Extracted data entries.
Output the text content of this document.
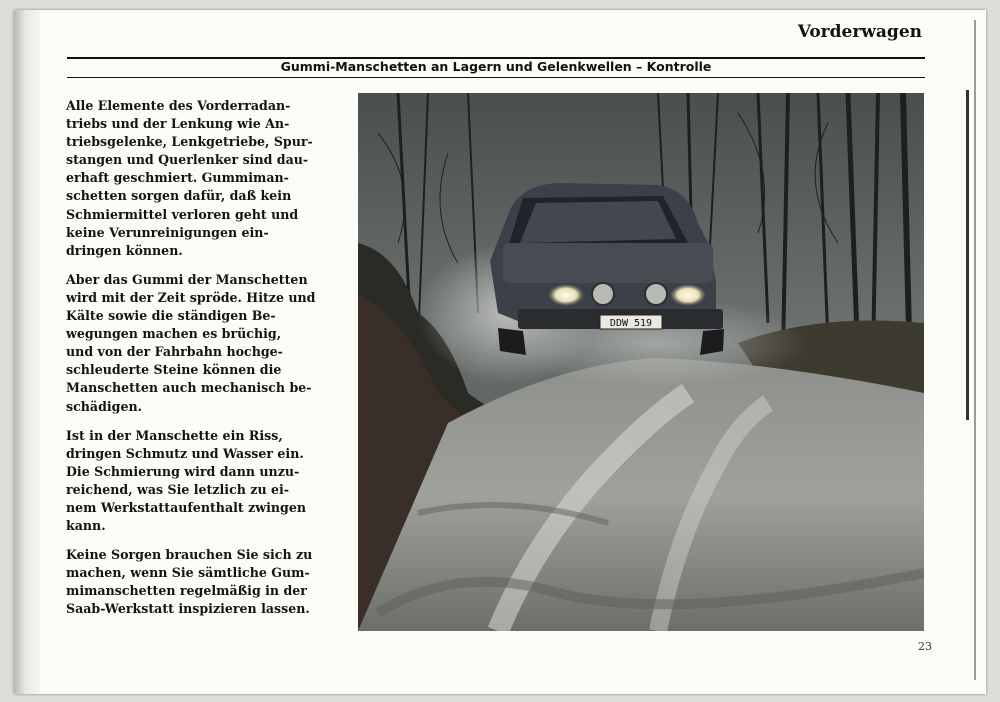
Vorderwagen
Gummi-Manschetten an Lagern und Gelenkwellen – Kontrolle

Alle Elemente des Vorderradan-
triebs und der Lenkung wie An-
triebsgelenke, Lenkgetriebe, Spur-
stangen und Querlenker sind dau-
erhaft geschmiert. Gummiman-
schetten sorgen dafür, daß kein
Schmiermittel verloren geht und
keine Verunreinigungen ein-
dringen können.

Aber das Gummi der Manschetten
wird mit der Zeit spröde. Hitze und
Kälte sowie die ständigen Be-
wegungen machen es brüchig,
und von der Fahrbahn hochge-
schleuderte Steine können die
Manschetten auch mechanisch be-
schädigen.

Ist in der Manschette ein Riss,
dringen Schmutz und Wasser ein.
Die Schmierung wird dann unzu-
reichend, was Sie letzlich zu ei-
nem Werkstattaufenthalt zwingen
kann.

Keine Sorgen brauchen Sie sich zu
machen, wenn Sie sämtliche Gum-
mimanschetten regelmäßig in der
Saab-Werkstatt inspizieren lassen.

DDW 519
23
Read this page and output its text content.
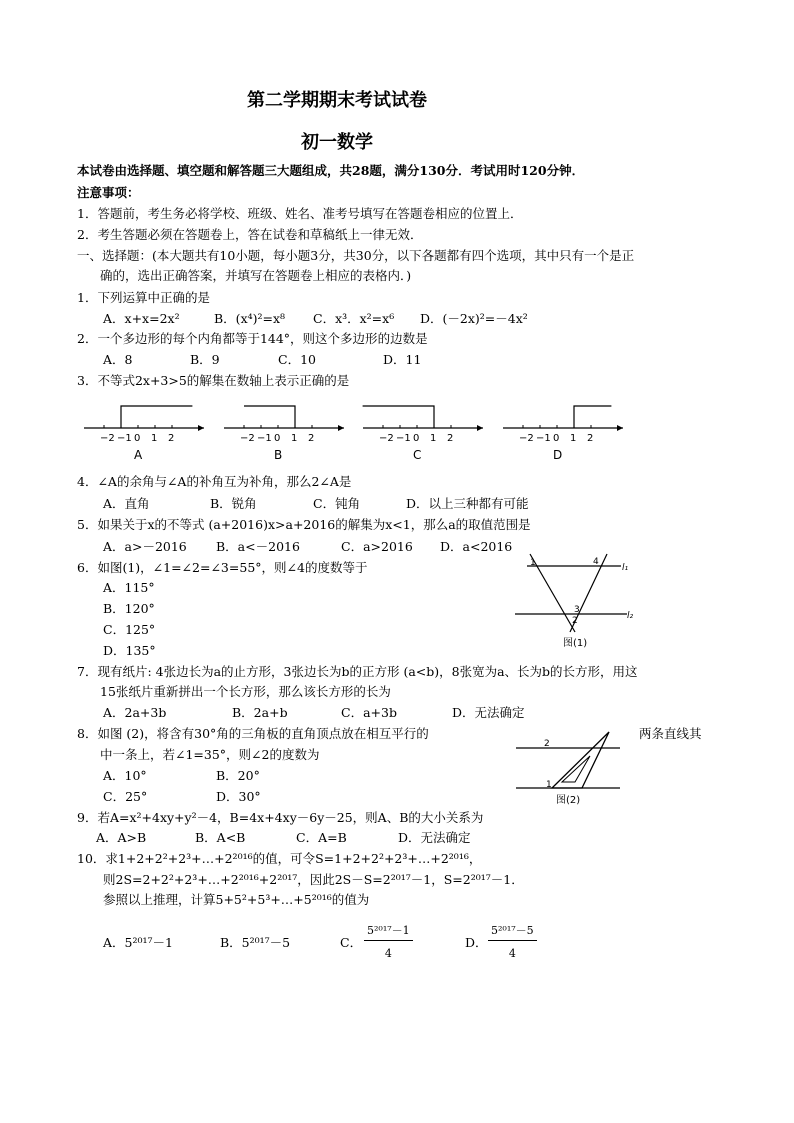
第二学期期末考试试卷
初一数学
本试卷由选择题、填空题和解答题三大题组成，共28题，满分130分．考试用时120分钟．
注意事项：
1．答题前，考生务必将学校、班级、姓名、准考号填写在答题卷相应的位置上．
2．考生答题必须在答题卷上，答在试卷和草稿纸上一律无效．
一、选择题：(本大题共有10小题，每小题3分，共30分，以下各题都有四个选项，其中只有一个是正
确的，选出正确答案，并填写在答题卷上相应的表格内．)
1．下列运算中正确的是
A．x+x=2x²	B．(x⁴)²=x⁸ C．x³．x²=x⁶ D．(－2x)²=－4x²
2．一个多边形的每个内角都等于144°，则这个多边形的边数是
A．8	B．9	C．10	D．11
3．不等式2x+3>5的解集在数轴上表示正确的是
−2 −1 0 1 2
A
−2 −1 0 1 2
B
−2 −1 0 1 2
C
−2 −1 0 1 2
D
4．∠A的余角与∠A的补角互为补角，那么2∠A是
A．直角	B．锐角	C．钝角	D．以上三种都有可能
5．如果关于x的不等式 (a+2016)x>a+2016的解集为x<1，那么a的取值范围是
A．a>－2016 B．a<－2016	C．a>2016 D．a<2016
6．如图(1)，∠1=∠2=∠3=55°，则∠4的度数等于
A．115°
B．120°
C．125°
D．135°
1	4
3
2
l₁
l₂
图(1)
7．现有纸片: 4张边长为a的止方形，3张边长为b的正方形 (a<b)，8张宽为a、长为b的长方形，用这
15张纸片重新拼出一个长方形，那么该长方形的长为
A．2a+3b	B．2a+b	C．a+3b	D．无法确定
8．如图 (2)，将含有30°角的三角板的直角顶点放在相互平行的	两条直线其
中一条上，若∠1=35°，则∠2的度数为
A．10°	B．20°
C．25°	D．30°
2
1
图(2)
9．若A=x²+4xy+y²－4，B=4x+4xy－6y－25，则A、B的大小关系为
A．A>B	B．A<B	C．A=B	D．无法确定
10．求1+2+2²+2³+…+2²⁰¹⁶的值，可令S=1+2+2²+2³+…+2²⁰¹⁶，
则2S=2+2²+2³+…+2²⁰¹⁶+2²⁰¹⁷，因此2S－S=2²⁰¹⁷－1，S=2²⁰¹⁷－1．
参照以上推理，计算5+5²+5³+…+5²⁰¹⁶的值为
A．5²⁰¹⁷－1	B．5²⁰¹⁷－5	C． $\frac{\text{5²⁰¹⁷－1}}{4}$	D． $\frac{\text{5²⁰¹⁷－5}}{4}$
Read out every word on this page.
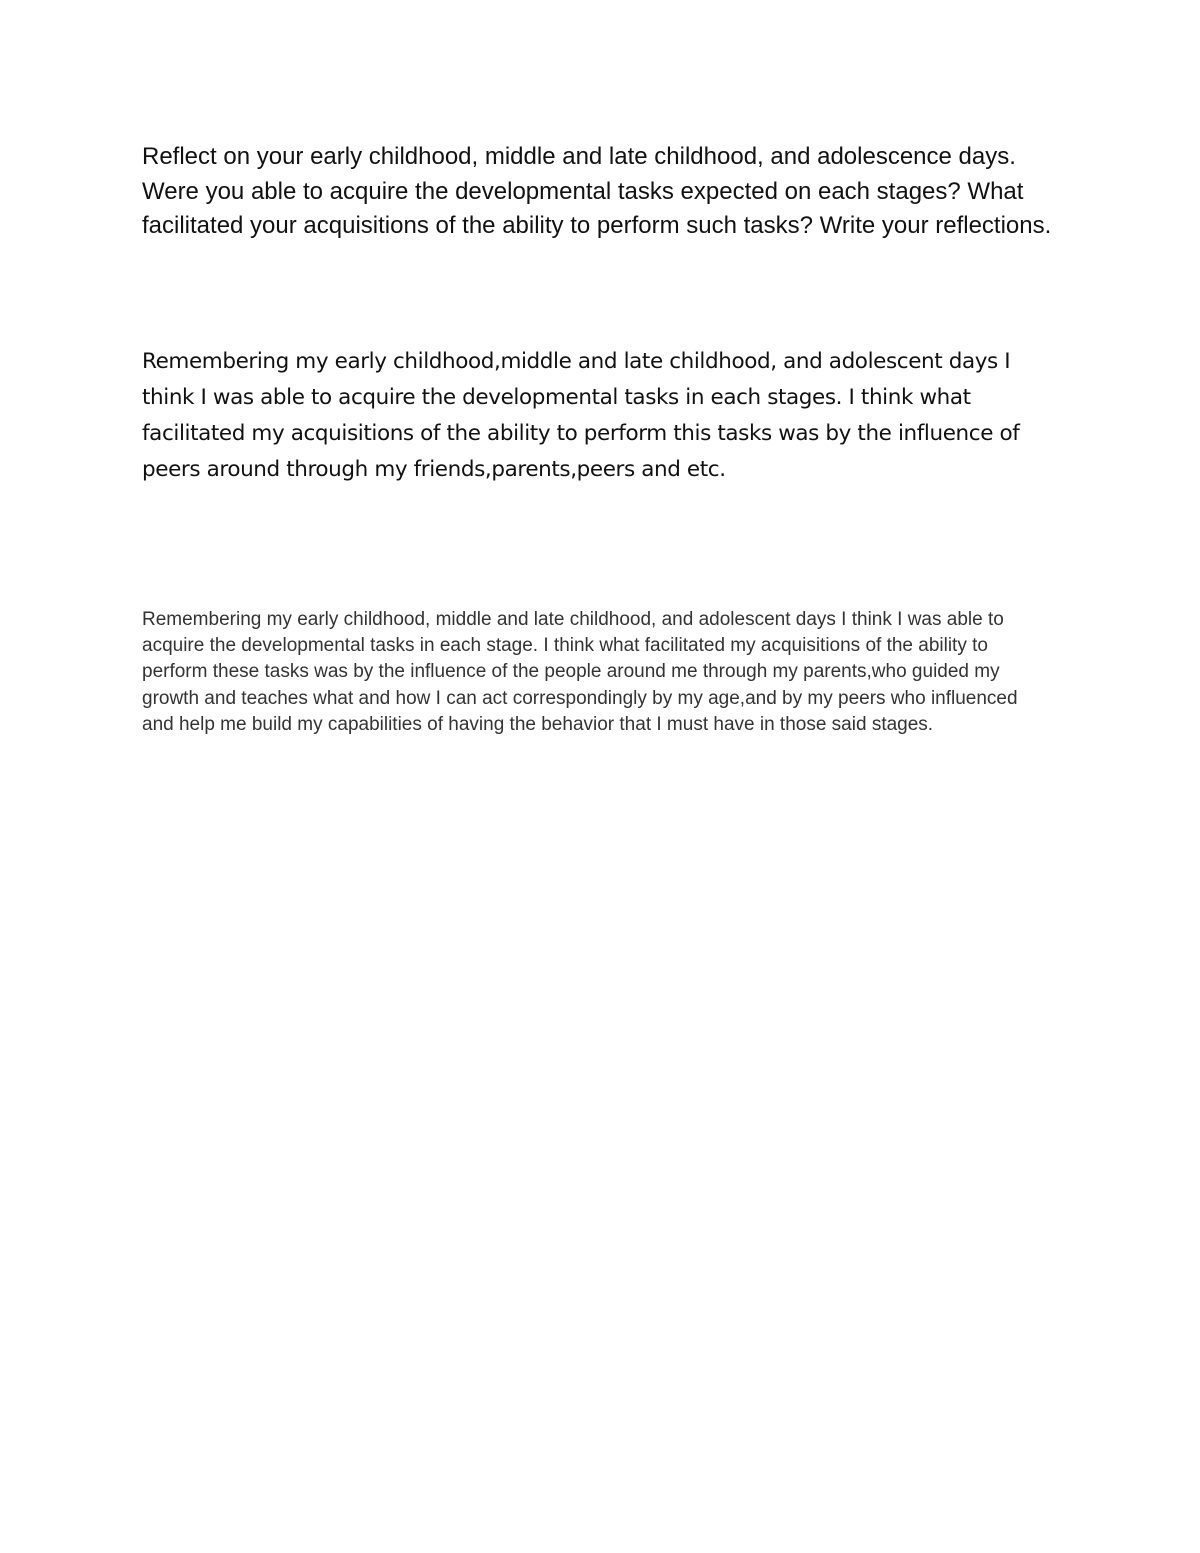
Reflect on your early childhood, middle and late childhood, and adolescence days. Were you able to acquire the developmental tasks expected on each stages? What facilitated your acquisitions of the ability to perform such tasks? Write your reflections.

Remembering my early childhood,middle and late childhood, and adolescent days I think I was able to acquire the developmental tasks in each stages. I think what facilitated my acquisitions of the ability to perform this tasks was by the influence of peers around through my friends,parents,peers and etc.

Remembering my early childhood, middle and late childhood, and adolescent days I think I was able to acquire the developmental tasks in each stage. I think what facilitated my acquisitions of the ability to perform these tasks was by the influence of the people around me through my parents,who guided my growth and teaches what and how I can act correspondingly by my age,and by my peers who influenced and help me build my capabilities of having the behavior that I must have in those said stages.
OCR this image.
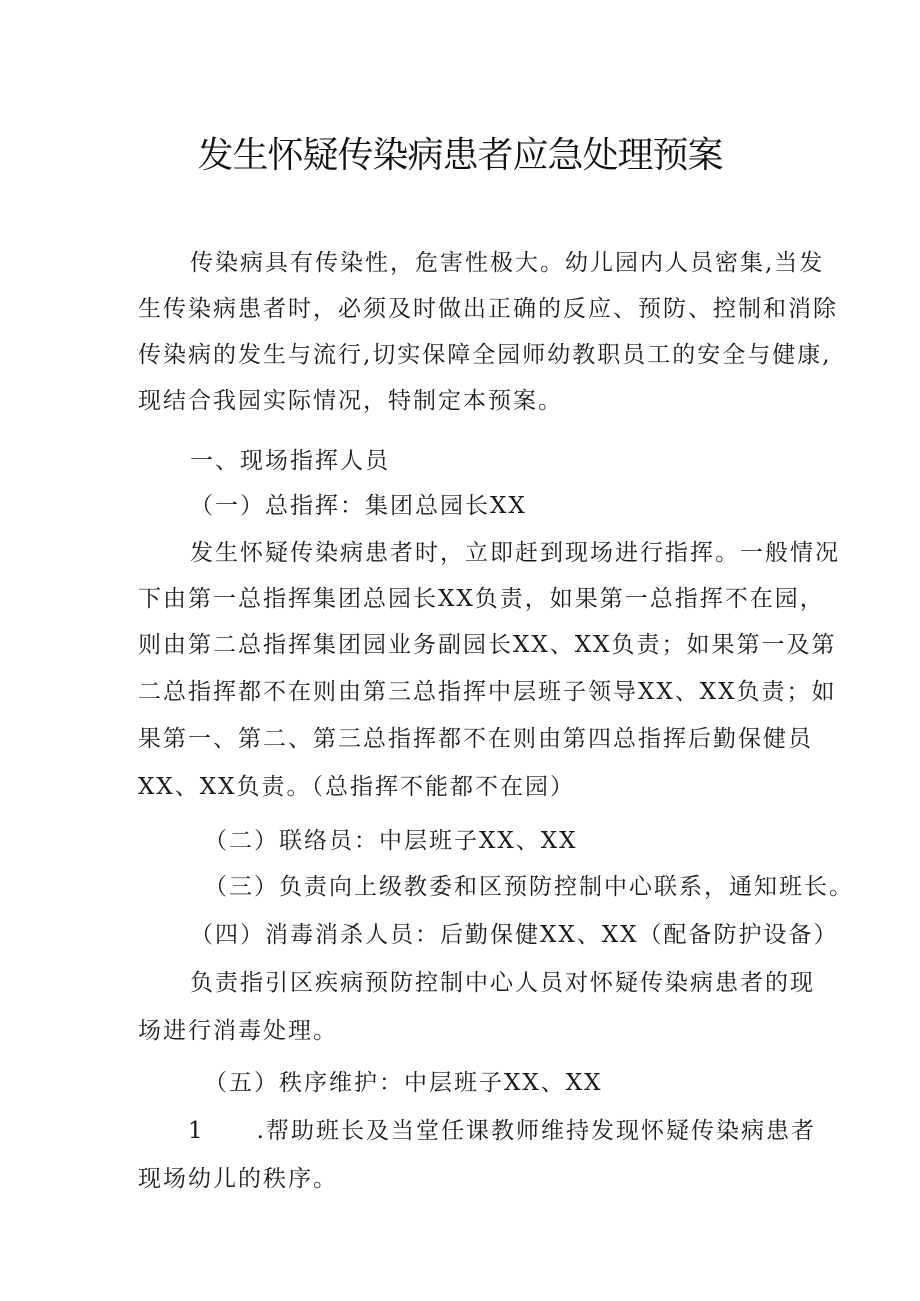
发生怀疑传染病患者应急处理预案
传染病具有传染性，危害性极大。幼儿园内人员密集,当发
生传染病患者时，必须及时做出正确的反应、预防、控制和消除
传染病的发生与流行,切实保障全园师幼教职员工的安全与健康,
现结合我园实际情况，特制定本预案。
一、现场指挥人员
（一）总指挥：集团总园长XX
发生怀疑传染病患者时，立即赶到现场进行指挥。一般情况
下由第一总指挥集团总园长XX负责，如果第一总指挥不在园，
则由第二总指挥集团园业务副园长XX、XX负责；如果第一及第
二总指挥都不在则由第三总指挥中层班子领导XX、XX负责；如
果第一、第二、第三总指挥都不在则由第四总指挥后勤保健员
XX、XX负责。（总指挥不能都不在园）
（二）联络员：中层班子XX、XX
（三）负责向上级教委和区预防控制中心联系，通知班长。
（四）消毒消杀人员：后勤保健XX、XX（配备防护设备）
负责指引区疾病预防控制中心人员对怀疑传染病患者的现
场进行消毒处理。
（五）秩序维护：中层班子XX、XX
1 .帮助班长及当堂任课教师维持发现怀疑传染病患者
现场幼儿的秩序。
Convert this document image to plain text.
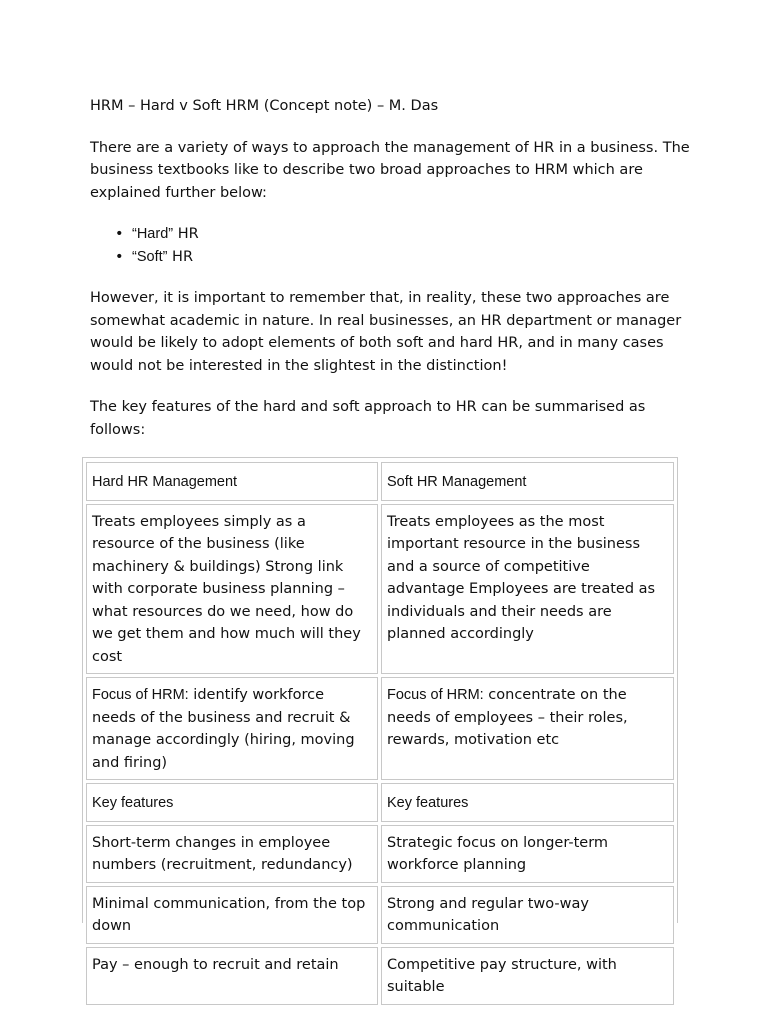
HRM – Hard v Soft HRM (Concept note) – M. Das

There are a variety of ways to approach the management of HR in a business. The business textbooks like to describe two broad approaches to HRM which are explained further below:

• “Hard” HR
• “Soft” HR

However, it is important to remember that, in reality, these two approaches are somewhat academic in nature. In real businesses, an HR department or manager would be likely to adopt elements of both soft and hard HR, and in many cases would not be interested in the slightest in the distinction!

The key features of the hard and soft approach to HR can be summarised as follows:

Hard HR Management	Soft HR Management
Treats employees simply as a resource of the business (like machinery & buildings) Strong link with corporate business planning – what resources do we need, how do we get them and how much will they cost	Treats employees as the most important resource in the business and a source of competitive advantage Employees are treated as individuals and their needs are planned accordingly
Focus of HRM: identify workforce needs of the business and recruit & manage accordingly (hiring, moving and firing)	Focus of HRM: concentrate on the needs of employees – their roles, rewards, motivation etc
Key features	Key features
Short-term changes in employee numbers (recruitment, redundancy)	Strategic focus on longer-term workforce planning
Minimal communication, from the top down	Strong and regular two-way communication
Pay – enough to recruit and retain	Competitive pay structure, with suitable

BRIEF.
Where a line of the data holds "features", show that line.

WORKED ANSWER.
The key features of the hard and soft approach to HR can be summarised as follows:
Key features	Key features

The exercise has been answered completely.